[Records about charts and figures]
◇ ◇ ◇
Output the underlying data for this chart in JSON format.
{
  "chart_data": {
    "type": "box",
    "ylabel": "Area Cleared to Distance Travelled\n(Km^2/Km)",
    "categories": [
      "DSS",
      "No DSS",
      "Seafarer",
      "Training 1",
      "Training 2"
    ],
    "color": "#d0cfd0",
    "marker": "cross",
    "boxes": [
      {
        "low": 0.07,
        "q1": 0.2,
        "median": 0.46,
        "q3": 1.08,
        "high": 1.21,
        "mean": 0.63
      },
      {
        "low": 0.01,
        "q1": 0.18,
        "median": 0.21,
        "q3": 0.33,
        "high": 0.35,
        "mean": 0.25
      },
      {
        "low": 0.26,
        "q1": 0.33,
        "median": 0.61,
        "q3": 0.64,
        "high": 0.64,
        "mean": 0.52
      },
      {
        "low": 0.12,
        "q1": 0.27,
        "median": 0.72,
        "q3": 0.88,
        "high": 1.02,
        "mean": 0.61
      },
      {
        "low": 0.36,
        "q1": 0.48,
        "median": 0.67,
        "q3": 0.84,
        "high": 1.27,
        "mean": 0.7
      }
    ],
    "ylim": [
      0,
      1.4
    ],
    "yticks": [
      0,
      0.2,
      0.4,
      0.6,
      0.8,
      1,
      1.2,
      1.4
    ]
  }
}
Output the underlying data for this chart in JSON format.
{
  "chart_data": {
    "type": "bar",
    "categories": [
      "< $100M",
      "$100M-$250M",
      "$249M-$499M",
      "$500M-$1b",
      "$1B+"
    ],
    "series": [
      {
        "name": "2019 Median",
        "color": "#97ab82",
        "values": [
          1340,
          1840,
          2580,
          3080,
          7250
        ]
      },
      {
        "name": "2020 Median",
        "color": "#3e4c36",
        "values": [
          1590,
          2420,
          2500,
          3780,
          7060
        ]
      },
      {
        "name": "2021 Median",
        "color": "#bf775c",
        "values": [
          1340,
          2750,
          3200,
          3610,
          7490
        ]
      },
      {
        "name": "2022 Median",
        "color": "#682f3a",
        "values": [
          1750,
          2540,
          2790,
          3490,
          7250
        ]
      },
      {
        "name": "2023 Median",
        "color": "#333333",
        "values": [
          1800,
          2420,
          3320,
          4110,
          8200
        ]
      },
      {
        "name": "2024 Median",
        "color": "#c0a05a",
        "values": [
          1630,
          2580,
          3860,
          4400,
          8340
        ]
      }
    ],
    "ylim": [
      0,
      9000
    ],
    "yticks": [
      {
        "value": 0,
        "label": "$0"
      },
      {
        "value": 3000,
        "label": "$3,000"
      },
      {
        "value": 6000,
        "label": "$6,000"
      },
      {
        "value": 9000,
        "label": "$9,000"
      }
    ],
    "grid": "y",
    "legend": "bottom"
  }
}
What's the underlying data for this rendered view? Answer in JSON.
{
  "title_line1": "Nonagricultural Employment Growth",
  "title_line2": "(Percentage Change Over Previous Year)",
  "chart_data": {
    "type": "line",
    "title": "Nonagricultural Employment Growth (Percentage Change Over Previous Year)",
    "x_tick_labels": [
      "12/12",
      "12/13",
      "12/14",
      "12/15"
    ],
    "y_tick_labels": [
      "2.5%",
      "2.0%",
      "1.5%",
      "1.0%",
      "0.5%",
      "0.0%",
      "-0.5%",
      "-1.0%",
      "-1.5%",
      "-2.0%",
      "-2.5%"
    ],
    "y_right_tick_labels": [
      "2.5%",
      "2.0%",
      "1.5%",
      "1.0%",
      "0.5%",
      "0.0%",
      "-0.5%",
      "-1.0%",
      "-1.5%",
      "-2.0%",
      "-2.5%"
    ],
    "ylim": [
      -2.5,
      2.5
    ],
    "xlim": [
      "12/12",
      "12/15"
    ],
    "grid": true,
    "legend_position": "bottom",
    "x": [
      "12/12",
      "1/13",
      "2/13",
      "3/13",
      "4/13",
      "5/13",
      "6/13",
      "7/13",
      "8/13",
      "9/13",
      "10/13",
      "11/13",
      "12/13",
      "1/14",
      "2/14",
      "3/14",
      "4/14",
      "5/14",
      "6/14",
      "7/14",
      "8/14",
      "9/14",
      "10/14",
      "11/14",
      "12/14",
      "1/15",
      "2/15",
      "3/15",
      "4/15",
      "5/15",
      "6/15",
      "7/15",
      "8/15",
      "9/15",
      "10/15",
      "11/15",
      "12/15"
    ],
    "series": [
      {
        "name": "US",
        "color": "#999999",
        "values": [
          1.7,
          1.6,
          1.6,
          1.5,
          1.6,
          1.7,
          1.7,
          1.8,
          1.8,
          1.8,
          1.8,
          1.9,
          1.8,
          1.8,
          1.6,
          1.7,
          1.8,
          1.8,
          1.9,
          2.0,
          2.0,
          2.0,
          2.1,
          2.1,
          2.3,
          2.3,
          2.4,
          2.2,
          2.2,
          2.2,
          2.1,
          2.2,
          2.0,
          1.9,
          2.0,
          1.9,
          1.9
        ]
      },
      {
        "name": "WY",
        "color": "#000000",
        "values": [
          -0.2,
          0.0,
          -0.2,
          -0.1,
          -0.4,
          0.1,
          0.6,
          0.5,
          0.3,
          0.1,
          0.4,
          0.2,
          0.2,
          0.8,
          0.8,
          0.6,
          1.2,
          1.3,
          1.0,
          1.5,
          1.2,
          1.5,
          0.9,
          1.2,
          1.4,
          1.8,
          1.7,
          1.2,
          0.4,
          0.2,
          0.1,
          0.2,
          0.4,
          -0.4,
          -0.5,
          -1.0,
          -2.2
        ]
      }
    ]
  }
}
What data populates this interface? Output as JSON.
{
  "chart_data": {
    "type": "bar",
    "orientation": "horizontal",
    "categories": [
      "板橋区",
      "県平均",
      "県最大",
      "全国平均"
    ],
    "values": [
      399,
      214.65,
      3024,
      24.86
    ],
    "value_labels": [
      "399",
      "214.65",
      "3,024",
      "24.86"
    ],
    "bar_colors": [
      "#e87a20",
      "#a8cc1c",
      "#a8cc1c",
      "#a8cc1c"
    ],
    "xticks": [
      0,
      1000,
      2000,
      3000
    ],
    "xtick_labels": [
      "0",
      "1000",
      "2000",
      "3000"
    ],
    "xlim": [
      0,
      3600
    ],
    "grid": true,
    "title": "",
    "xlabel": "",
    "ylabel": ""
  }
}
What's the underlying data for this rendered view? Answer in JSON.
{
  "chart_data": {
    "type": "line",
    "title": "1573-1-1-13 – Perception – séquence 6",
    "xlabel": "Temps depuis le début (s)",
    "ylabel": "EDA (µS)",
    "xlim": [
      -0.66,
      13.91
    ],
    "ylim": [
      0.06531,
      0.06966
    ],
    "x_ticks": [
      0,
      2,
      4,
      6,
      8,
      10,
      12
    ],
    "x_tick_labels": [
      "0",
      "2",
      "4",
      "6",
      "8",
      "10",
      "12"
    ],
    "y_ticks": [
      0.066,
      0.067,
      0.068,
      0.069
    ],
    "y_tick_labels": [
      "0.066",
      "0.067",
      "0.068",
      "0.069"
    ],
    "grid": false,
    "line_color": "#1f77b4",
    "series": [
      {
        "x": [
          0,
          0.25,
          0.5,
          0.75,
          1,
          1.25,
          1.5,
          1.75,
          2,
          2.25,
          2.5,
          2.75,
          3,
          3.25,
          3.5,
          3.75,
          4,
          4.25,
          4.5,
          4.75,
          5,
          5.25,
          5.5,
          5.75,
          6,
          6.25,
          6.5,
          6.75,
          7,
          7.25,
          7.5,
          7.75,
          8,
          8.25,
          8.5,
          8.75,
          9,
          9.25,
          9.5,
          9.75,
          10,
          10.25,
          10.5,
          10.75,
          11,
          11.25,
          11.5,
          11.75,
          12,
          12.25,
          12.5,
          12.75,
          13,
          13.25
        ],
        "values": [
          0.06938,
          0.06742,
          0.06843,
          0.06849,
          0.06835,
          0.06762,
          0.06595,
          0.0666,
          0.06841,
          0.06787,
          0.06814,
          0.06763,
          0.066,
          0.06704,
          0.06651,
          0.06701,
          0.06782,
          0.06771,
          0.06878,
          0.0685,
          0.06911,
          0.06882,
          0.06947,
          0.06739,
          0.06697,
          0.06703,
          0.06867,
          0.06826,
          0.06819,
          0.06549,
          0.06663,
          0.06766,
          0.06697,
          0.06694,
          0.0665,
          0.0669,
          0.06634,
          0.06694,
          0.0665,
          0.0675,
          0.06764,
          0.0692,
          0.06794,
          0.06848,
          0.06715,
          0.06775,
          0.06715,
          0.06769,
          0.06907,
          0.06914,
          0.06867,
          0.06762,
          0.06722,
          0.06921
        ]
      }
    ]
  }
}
◇ ◇ ◇
What to do:
Give the number of lines above in which the word "xlabel" occurs, with nothing else.

Full response:
2